• Your instructions
Take every line from the listing below that contains "диспансеров".

• Source material

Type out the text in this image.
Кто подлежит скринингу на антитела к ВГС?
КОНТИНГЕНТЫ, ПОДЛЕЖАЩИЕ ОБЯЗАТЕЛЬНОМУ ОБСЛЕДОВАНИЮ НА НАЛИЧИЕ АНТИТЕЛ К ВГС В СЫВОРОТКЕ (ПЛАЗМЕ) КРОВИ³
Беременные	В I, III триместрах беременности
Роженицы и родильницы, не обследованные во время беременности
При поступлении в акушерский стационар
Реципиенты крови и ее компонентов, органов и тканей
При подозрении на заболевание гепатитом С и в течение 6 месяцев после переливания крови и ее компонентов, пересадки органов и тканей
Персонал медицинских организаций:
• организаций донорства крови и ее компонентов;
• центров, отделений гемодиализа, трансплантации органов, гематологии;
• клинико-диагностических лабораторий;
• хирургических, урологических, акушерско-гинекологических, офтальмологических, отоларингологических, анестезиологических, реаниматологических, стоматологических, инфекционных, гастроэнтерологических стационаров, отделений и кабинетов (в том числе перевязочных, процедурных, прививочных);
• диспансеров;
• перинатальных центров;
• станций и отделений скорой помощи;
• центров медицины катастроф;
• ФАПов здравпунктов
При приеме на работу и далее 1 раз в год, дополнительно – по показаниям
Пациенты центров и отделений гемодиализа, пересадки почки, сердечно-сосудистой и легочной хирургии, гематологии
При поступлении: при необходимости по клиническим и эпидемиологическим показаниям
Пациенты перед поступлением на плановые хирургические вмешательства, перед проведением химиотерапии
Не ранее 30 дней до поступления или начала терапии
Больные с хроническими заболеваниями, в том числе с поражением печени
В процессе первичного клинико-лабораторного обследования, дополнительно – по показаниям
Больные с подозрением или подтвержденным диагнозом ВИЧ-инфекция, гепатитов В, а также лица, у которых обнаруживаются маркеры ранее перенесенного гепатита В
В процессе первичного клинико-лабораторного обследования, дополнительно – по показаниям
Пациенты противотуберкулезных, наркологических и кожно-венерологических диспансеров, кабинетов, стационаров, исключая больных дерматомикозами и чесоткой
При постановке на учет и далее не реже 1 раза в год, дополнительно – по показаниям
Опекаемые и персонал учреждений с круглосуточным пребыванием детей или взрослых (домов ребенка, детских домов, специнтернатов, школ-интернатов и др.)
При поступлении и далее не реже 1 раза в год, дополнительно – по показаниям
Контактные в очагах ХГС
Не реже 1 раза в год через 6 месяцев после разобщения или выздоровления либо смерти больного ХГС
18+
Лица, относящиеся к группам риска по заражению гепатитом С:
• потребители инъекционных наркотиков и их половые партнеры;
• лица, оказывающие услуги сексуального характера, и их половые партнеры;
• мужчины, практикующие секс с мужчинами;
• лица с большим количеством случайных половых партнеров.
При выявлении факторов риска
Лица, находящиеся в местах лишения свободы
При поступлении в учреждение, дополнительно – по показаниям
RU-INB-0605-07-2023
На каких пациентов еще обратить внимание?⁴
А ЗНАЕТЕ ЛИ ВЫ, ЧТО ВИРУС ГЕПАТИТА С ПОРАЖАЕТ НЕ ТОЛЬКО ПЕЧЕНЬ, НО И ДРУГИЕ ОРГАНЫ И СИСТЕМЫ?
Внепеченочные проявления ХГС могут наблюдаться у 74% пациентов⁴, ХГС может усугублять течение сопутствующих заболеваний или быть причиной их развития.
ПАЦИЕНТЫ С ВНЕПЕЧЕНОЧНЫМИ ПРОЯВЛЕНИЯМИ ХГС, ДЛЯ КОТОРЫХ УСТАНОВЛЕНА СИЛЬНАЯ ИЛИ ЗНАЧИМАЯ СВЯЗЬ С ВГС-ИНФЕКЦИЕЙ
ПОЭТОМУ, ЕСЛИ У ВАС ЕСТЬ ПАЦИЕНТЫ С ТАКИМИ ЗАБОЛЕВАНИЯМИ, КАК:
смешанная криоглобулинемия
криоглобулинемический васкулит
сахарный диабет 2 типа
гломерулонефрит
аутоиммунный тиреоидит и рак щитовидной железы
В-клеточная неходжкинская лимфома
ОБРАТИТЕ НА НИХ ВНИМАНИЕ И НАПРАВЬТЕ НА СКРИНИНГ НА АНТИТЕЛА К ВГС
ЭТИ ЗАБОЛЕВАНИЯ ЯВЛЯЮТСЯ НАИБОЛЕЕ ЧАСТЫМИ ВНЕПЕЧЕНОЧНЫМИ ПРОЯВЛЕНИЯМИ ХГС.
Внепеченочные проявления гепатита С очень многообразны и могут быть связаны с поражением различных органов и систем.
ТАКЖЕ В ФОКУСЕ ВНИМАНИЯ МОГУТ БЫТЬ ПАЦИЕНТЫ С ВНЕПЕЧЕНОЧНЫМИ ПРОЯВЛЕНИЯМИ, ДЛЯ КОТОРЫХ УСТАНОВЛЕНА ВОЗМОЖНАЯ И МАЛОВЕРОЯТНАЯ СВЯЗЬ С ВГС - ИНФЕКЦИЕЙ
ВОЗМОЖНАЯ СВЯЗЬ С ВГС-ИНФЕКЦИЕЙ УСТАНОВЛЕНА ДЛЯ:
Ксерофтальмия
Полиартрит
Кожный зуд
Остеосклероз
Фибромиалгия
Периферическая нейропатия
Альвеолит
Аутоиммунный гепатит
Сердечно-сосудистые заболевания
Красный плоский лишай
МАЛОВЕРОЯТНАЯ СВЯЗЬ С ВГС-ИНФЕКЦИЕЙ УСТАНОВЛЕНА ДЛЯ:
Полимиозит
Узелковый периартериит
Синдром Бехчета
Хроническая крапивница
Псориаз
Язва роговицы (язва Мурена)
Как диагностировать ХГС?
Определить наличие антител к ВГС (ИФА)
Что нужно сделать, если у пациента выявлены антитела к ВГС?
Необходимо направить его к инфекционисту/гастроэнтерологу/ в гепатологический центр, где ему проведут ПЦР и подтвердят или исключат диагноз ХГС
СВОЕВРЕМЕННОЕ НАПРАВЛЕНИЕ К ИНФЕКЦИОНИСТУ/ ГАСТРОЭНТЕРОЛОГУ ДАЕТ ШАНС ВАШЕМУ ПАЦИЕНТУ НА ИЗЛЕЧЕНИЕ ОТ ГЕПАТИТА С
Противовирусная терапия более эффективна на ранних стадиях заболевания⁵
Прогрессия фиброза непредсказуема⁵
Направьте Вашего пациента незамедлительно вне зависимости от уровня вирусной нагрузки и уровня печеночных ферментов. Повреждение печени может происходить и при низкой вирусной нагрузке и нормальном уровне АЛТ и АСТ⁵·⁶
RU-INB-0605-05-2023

• The output
• диспансеров;
Пациенты противотуберкулезных, наркологических и кожно-венерологических диспансеров, кабинетов, стационаров, исключая больных дерматомикозами и чесоткой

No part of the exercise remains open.